What this exercise asks:
a. Decide whether each statement agrees with the Crema Andorrana recipe below: (i) the caramel calls for 2 tablespoons of water; (ii) the ground cinnamon is a required ingredient; (iii) the sugar and water for the caramel are heated over high heat. For each, answer yes or no and quote the deciding words.
b. Carry on the Crema Andorrana recipe below from its last sentence.

Document excerpt:
╭──

Crema Andorrana is a traditional Andorran dessert, similar to Crème Caramel but with a unique Pyrenean twist. This rich and creamy custard, infused with vanilla and topped with a delicate caramel layer, is a beloved sweet treat in Andorran homes and restaurants. Perfect for special occasions or as a comforting dessert, Crema Andorrana is both simple to make and incredibly delicious.
Ingredients
For the Caramel:
1/2 cup (100g) sugar
2 tbsp (30ml) water
For the Custard:
2 cups (500ml) whole milk
1/2 cup (100g) sugar
4 large eggs
1 tsp (5ml) vanilla extract
1/2 tsp ground cinnamon (optional)
Instructions
Prepare the Caramel In a saucepan, heat sugar and water over medium heat, stirring occasionally, until it turns golden brown. Quickly pour it into individual ramekins, tilting them to coat the bottom evenly.

╰──

Entries supplied:

╭──

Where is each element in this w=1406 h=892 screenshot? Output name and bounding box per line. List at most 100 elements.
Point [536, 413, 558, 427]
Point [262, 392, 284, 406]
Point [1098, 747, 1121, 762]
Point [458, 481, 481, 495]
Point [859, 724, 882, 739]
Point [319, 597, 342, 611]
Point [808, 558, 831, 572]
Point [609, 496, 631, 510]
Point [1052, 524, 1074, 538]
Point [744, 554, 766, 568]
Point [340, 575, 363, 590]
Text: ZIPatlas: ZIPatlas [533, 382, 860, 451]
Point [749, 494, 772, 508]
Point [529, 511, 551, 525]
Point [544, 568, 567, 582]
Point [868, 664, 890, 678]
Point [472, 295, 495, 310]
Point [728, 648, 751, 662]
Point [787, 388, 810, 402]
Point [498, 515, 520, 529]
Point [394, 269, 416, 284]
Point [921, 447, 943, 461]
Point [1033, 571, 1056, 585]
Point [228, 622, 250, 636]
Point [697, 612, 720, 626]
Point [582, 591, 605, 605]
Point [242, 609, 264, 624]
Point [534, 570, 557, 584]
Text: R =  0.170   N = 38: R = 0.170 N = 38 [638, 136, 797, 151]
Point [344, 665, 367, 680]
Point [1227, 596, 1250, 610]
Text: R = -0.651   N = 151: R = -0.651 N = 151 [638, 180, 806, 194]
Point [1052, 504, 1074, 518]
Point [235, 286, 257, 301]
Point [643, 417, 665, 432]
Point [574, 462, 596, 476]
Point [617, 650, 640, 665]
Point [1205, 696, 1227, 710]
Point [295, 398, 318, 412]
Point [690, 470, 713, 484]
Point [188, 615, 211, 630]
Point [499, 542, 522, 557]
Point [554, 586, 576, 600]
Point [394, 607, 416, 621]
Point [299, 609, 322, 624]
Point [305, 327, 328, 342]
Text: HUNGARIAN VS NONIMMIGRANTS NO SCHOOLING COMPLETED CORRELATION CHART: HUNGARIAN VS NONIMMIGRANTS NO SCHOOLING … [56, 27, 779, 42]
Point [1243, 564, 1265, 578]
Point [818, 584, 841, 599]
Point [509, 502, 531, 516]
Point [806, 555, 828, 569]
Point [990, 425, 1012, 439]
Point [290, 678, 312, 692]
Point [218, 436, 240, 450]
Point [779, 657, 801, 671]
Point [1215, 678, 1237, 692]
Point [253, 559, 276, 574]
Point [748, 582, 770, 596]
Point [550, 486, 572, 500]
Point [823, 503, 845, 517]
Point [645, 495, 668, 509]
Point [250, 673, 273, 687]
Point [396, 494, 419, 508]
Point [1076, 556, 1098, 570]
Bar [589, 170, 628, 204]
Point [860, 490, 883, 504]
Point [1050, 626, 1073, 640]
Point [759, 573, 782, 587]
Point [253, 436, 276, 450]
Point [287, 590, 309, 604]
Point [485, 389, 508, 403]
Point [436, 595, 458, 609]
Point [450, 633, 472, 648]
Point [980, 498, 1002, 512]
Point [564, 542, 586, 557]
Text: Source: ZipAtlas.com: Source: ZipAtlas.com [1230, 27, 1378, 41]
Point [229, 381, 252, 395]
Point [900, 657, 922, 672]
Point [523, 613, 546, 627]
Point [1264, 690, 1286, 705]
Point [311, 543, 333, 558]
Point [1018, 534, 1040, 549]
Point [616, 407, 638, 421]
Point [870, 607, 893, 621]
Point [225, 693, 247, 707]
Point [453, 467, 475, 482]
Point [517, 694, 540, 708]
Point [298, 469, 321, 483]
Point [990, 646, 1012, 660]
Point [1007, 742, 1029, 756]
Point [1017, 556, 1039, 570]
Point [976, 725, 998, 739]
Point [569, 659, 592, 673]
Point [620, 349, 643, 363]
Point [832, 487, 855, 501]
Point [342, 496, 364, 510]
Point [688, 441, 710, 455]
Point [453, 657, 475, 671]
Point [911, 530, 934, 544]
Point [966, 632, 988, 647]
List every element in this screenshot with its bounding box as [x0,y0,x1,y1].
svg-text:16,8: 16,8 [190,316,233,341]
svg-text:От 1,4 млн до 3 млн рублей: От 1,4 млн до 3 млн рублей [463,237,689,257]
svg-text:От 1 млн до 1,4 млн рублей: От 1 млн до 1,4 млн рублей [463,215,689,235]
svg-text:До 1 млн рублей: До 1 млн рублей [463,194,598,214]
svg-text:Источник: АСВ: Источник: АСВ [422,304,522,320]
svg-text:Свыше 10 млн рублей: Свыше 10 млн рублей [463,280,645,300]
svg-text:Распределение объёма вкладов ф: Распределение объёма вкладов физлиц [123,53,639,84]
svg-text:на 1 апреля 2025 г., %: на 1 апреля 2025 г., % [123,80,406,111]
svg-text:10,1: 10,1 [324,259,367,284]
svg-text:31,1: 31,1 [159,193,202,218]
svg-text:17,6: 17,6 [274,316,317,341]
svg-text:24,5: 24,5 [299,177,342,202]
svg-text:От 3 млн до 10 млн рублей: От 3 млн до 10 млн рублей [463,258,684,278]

╰──

Answers for the tasks:
a.
(i) Yes: "2 tbsp (30ml) water"
(ii) No: "1/2 tsp ground cinnamon (optional)"
(iii) No: "heat sugar and water over medium heat"

b.
Heat the Milk In another saucepan, warm the milk with sugar and vanilla extract. Stir until the sugar dissolves, then remove from heat and let it cool slightly.
Mix the Custard In a bowl, whisk the eggs. Slowly pour the warm milk into the eggs, whisking continuously to avoid curdling.
Fill the Ramekins Strain the custard mixture through a sieve and pour it over the caramel in the ramekins.
Bake Place the ramekins in a baking dish filled with hot water (bain-marie). Bake at 325°F (160°C) for 40-45 minutes, until the custard is set but slightly jiggly in the center.
Cool and Serve Let the custards cool to room temperature, then refrigerate for at least 2 hours. To serve, run a knife around the edges and invert onto a plate.
Serving Crema Andorrana is best enjoyed chilled, garnished with a sprinkle of cinnamon or fresh berries. Serve with a cup of espresso or dessert wine for an authentic Andorran dining experience.
This silky-smooth Andorran custard is a perfect balance of sweet caramel and creamy texture. A must-try for those who love classic European desserts with a regional twist.